(Recorded data)
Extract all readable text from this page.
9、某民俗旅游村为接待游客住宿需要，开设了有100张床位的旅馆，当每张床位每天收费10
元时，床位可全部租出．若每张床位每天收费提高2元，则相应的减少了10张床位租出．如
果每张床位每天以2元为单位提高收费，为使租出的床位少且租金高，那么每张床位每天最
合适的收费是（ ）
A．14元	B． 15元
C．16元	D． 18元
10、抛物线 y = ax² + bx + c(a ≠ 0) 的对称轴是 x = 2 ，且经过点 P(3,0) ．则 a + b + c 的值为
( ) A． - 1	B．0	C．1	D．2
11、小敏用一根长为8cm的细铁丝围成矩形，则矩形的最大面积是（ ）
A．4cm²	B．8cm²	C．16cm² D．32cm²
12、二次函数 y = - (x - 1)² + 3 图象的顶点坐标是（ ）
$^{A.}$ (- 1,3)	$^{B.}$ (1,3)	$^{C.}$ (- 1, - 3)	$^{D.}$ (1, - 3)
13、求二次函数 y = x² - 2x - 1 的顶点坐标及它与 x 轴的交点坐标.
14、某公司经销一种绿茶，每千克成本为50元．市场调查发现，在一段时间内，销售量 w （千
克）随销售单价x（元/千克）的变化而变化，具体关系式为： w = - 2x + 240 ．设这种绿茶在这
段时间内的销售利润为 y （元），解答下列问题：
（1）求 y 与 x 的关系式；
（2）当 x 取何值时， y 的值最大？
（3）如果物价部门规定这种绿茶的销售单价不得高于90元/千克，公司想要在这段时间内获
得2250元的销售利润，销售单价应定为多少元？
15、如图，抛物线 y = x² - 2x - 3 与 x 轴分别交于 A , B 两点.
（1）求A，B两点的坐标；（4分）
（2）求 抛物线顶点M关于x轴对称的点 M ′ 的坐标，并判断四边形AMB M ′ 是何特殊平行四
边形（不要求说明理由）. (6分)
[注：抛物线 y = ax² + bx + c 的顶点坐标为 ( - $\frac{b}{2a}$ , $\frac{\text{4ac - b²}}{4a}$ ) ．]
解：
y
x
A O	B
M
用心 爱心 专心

> **Goal**
From the data, pick out every line that includes "text".

> **Worked solution**
Extract all readable text from this page.
[注：抛物线 y = ax² + bx + c 的顶点坐标为 ( - $\frac{b}{2a}$ , $\frac{\text{4ac - b²}}{4a}$ ) ．]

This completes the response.